**Task brief:** Write out the records below word for word, please.

Records:
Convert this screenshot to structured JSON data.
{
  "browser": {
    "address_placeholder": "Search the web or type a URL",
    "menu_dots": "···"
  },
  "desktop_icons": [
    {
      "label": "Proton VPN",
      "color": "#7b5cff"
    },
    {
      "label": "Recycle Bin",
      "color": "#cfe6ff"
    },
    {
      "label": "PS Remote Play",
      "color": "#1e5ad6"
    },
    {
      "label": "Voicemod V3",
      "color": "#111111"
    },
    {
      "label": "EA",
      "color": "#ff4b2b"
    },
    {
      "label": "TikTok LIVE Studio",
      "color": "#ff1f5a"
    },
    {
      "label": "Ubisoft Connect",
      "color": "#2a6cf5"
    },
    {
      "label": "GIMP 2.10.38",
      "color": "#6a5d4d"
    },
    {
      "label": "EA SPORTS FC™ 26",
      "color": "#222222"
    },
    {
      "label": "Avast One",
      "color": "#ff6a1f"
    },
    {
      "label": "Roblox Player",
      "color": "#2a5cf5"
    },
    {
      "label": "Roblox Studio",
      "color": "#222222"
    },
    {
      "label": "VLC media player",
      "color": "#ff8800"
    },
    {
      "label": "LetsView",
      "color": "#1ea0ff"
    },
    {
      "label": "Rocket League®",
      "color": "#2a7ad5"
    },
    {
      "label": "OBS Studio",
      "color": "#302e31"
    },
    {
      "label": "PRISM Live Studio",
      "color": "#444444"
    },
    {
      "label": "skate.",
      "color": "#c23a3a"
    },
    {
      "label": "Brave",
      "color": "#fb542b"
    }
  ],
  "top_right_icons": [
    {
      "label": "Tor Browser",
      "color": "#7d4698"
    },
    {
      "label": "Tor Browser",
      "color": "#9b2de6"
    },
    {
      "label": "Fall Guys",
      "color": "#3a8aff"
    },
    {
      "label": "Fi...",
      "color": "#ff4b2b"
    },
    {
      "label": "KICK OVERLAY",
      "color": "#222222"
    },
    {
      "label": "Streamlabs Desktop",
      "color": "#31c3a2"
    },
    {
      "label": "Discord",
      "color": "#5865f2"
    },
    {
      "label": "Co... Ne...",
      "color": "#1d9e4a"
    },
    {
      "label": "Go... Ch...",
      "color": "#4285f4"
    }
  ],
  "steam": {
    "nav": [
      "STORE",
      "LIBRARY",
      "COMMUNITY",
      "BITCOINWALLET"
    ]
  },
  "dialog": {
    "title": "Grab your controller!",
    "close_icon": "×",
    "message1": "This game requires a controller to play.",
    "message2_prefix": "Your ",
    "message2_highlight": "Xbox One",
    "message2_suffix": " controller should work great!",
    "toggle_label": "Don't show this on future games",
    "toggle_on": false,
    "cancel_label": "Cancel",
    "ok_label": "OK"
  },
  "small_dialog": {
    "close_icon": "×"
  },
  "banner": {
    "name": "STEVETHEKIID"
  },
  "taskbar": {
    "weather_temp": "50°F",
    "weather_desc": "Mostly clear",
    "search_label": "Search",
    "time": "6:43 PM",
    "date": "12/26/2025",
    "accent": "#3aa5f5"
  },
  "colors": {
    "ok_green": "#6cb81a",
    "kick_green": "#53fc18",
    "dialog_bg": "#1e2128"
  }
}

**Solved exercise:**
Convert this screenshot to structured JSON data.
{
  "browser": {
    "address_placeholder": "Search the web or type a URL",
    "menu_dots": "···"
  },
  "desktop_icons": [
    {
      "label": "Proton VPN",
      "color": "#7b5cff"
    },
    {
      "label": "Recycle Bin",
      "color": "#cfe6ff"
    },
    {
      "label": "PS Remote Play",
      "color": "#1e5ad6"
    },
    {
      "label": "Voicemod V3",
      "color": "#111111"
    },
    {
      "label": "EA",
      "color": "#ff4b2b"
    },
    {
      "label": "TikTok LIVE Studio",
      "color": "#ff1f5a"
    },
    {
      "label": "Ubisoft Connect",
      "color": "#2a6cf5"
    },
    {
      "label": "GIMP 2.10.38",
      "color": "#6a5d4d"
    },
    {
      "label": "EA SPORTS FC™ 26",
      "color": "#222222"
    },
    {
      "label": "Avast One",
      "color": "#ff6a1f"
    },
    {
      "label": "Roblox Player",
      "color": "#2a5cf5"
    },
    {
      "label": "Roblox Studio",
      "color": "#222222"
    },
    {
      "label": "VLC media player",
      "color": "#ff8800"
    },
    {
      "label": "LetsView",
      "color": "#1ea0ff"
    },
    {
      "label": "Rocket League®",
      "color": "#2a7ad5"
    },
    {
      "label": "OBS Studio",
      "color": "#302e31"
    },
    {
      "label": "PRISM Live Studio",
      "color": "#444444"
    },
    {
      "label": "skate.",
      "color": "#c23a3a"
    },
    {
      "label": "Brave",
      "color": "#fb542b"
    }
  ],
  "top_right_icons": [
    {
      "label": "Tor Browser",
      "color": "#7d4698"
    },
    {
      "label": "Tor Browser",
      "color": "#9b2de6"
    },
    {
      "label": "Fall Guys",
      "color": "#3a8aff"
    },
    {
      "label": "Fi...",
      "color": "#ff4b2b"
    },
    {
      "label": "KICK OVERLAY",
      "color": "#222222"
    },
    {
      "label": "Streamlabs Desktop",
      "color": "#31c3a2"
    },
    {
      "label": "Discord",
      "color": "#5865f2"
    },
    {
      "label": "Co... Ne...",
      "color": "#1d9e4a"
    },
    {
      "label": "Go... Ch...",
      "color": "#4285f4"
    }
  ],
  "steam": {
    "nav": [
      "STORE",
      "LIBRARY",
      "COMMUNITY",
      "BITCOINWALLET"
    ]
  },
  "dialog": {
    "title": "Grab your controller!",
    "close_icon": "×",
    "message1": "This game requires a controller to play.",
    "message2_prefix": "Your ",
    "message2_highlight": "Xbox One",
    "message2_suffix": " controller should work great!",
    "toggle_label": "Don't show this on future games",
    "toggle_on": false,
    "cancel_label": "Cancel",
    "ok_label": "OK"
  },
  "small_dialog": {
    "close_icon": "×"
  },
  "banner": {
    "name": "STEVETHEKIID"
  },
  "taskbar": {
    "weather_temp": "50°F",
    "weather_desc": "Mostly clear",
    "search_label": "Search",
    "time": "6:43 PM",
    "date": "12/26/2025",
    "accent": "#3aa5f5"
  },
  "colors": {
    "ok_green": "#6cb81a",
    "kick_green": "#53fc18",
    "dialog_bg": "#1e2128"
  }
}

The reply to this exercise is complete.